#### Input:
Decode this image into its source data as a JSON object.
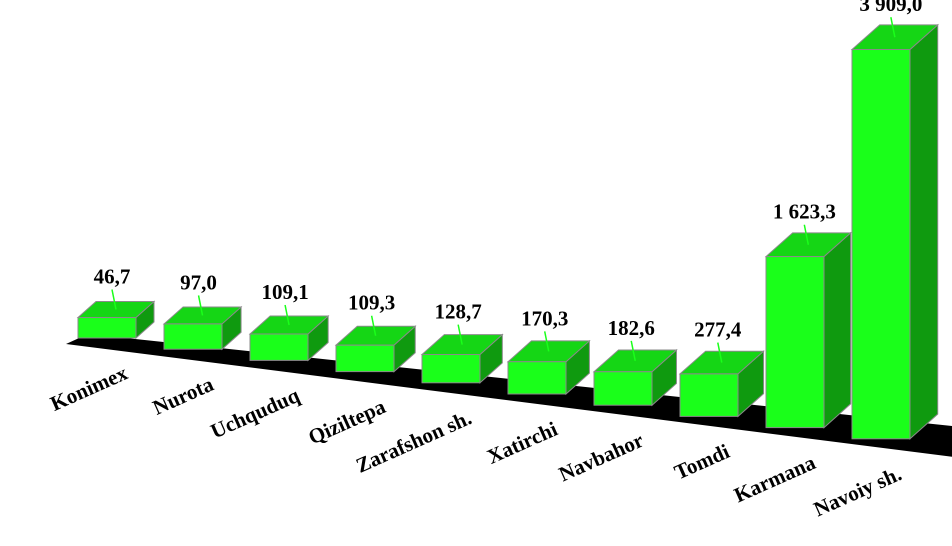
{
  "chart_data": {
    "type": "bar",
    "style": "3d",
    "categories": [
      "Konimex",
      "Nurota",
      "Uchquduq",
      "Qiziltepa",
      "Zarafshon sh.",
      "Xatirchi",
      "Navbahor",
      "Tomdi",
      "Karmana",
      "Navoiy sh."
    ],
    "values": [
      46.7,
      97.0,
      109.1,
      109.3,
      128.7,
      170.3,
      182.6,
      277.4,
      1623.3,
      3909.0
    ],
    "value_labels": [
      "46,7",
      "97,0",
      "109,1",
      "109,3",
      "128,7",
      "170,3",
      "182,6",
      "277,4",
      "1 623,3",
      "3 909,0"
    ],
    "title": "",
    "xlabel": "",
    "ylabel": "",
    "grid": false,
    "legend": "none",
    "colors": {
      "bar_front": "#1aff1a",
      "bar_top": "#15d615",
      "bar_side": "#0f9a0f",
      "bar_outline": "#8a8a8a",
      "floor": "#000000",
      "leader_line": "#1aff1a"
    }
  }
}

#### Task:
Repeat the entries exactly and keep the pictures out of the copy.

#### Completed exercise:
Decode this image into its source data as a JSON object.
{
  "chart_data": {
    "type": "bar",
    "style": "3d",
    "categories": [
      "Konimex",
      "Nurota",
      "Uchquduq",
      "Qiziltepa",
      "Zarafshon sh.",
      "Xatirchi",
      "Navbahor",
      "Tomdi",
      "Karmana",
      "Navoiy sh."
    ],
    "values": [
      46.7,
      97.0,
      109.1,
      109.3,
      128.7,
      170.3,
      182.6,
      277.4,
      1623.3,
      3909.0
    ],
    "value_labels": [
      "46,7",
      "97,0",
      "109,1",
      "109,3",
      "128,7",
      "170,3",
      "182,6",
      "277,4",
      "1 623,3",
      "3 909,0"
    ],
    "title": "",
    "xlabel": "",
    "ylabel": "",
    "grid": false,
    "legend": "none",
    "colors": {
      "bar_front": "#1aff1a",
      "bar_top": "#15d615",
      "bar_side": "#0f9a0f",
      "bar_outline": "#8a8a8a",
      "floor": "#000000",
      "leader_line": "#1aff1a"
    }
  }
}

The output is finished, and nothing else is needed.